#### Written instruction
Every line that holds the string "心理咨询师之心理咨询师二级技能" is to be identified and copied.

#### Records provided
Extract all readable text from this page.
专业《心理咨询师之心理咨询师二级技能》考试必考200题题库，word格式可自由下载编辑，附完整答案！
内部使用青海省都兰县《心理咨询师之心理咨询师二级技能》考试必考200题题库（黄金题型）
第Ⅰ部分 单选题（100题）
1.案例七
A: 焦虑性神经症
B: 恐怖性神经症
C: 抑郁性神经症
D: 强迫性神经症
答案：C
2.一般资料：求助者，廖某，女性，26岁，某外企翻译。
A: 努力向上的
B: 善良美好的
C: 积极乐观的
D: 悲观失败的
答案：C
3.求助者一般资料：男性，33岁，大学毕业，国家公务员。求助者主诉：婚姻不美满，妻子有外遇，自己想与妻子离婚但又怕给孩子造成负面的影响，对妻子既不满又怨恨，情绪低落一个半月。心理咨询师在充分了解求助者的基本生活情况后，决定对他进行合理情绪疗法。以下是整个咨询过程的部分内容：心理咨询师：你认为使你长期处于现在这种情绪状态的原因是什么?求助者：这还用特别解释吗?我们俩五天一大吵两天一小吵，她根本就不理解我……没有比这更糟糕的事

#### Reply to the exercise
专业《心理咨询师之心理咨询师二级技能》考试必考200题题库，word格式可自由下载编辑，附完整答案！
内部使用青海省都兰县《心理咨询师之心理咨询师二级技能》考试必考200题题库（黄金题型）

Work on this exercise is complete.